Task directions: Using the data below, copy each line that includes the word "people".

The records:
>> Start
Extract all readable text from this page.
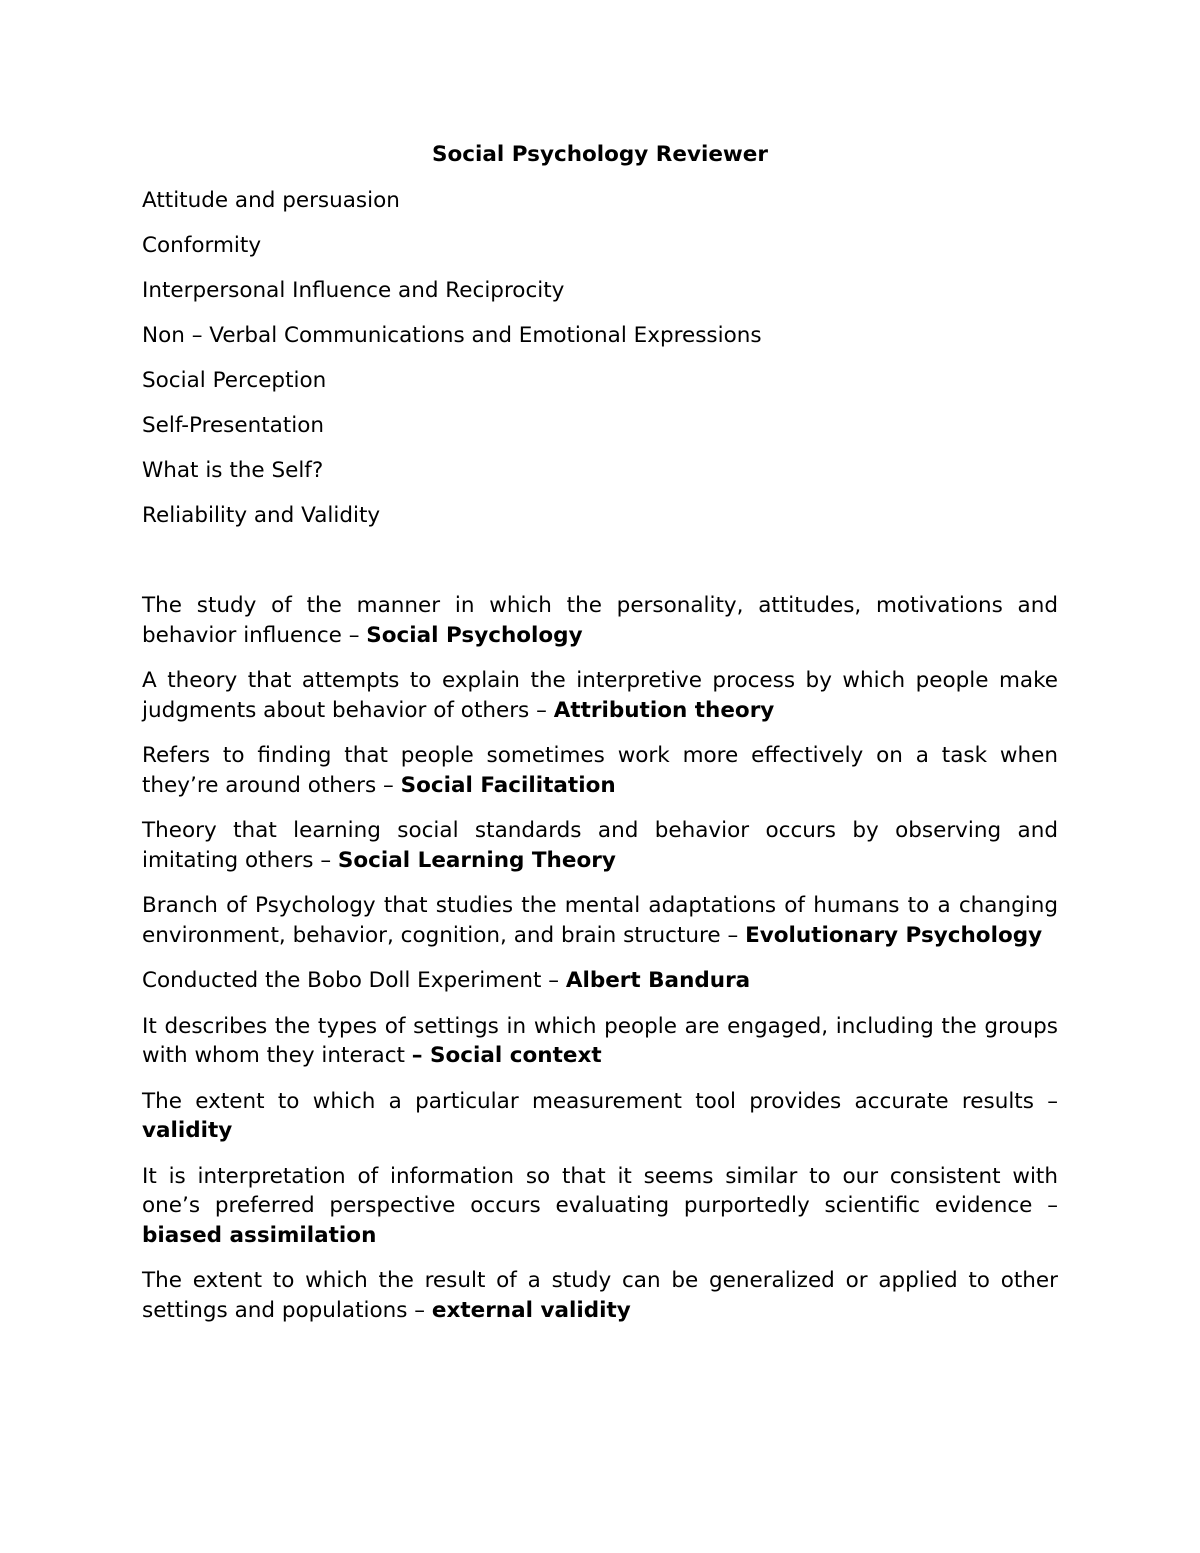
Social Psychology Reviewer
Attitude and persuasion
Conformity
Interpersonal Influence and Reciprocity
Non – Verbal Communications and Emotional Expressions
Social Perception
Self-Presentation
What is the Self?
Reliability and Validity

The study of the manner in which the personality, attitudes, motivations and behavior influence – Social Psychology

A theory that attempts to explain the interpretive process by which people make judgments about behavior of others – Attribution theory

Refers to finding that people sometimes work more effectively on a task when they’re around others – Social Facilitation

Theory that learning social standards and behavior occurs by observing and imitating others – Social Learning Theory

Branch of Psychology that studies the mental adaptations of humans to a changing environment, behavior, cognition, and brain structure – Evolutionary Psychology

Conducted the Bobo Doll Experiment – Albert Bandura

It describes the types of settings in which people are engaged, including the groups with whom they interact – Social context

The extent to which a particular measurement tool provides accurate results – validity

It is interpretation of information so that it seems similar to our consistent with one’s preferred perspective occurs evaluating purportedly scientific evidence – biased assimilation

The extent to which the result of a study can be generalized or applied to other settings and populations – external validity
>> End
Solved problem:
A theory that attempts to explain the interpretive process by which people make judgments about behavior of others – Attribution theory
Refers to finding that people sometimes work more effectively on a task when they’re around others – Social Facilitation
It describes the types of settings in which people are engaged, including the groups with whom they interact – Social context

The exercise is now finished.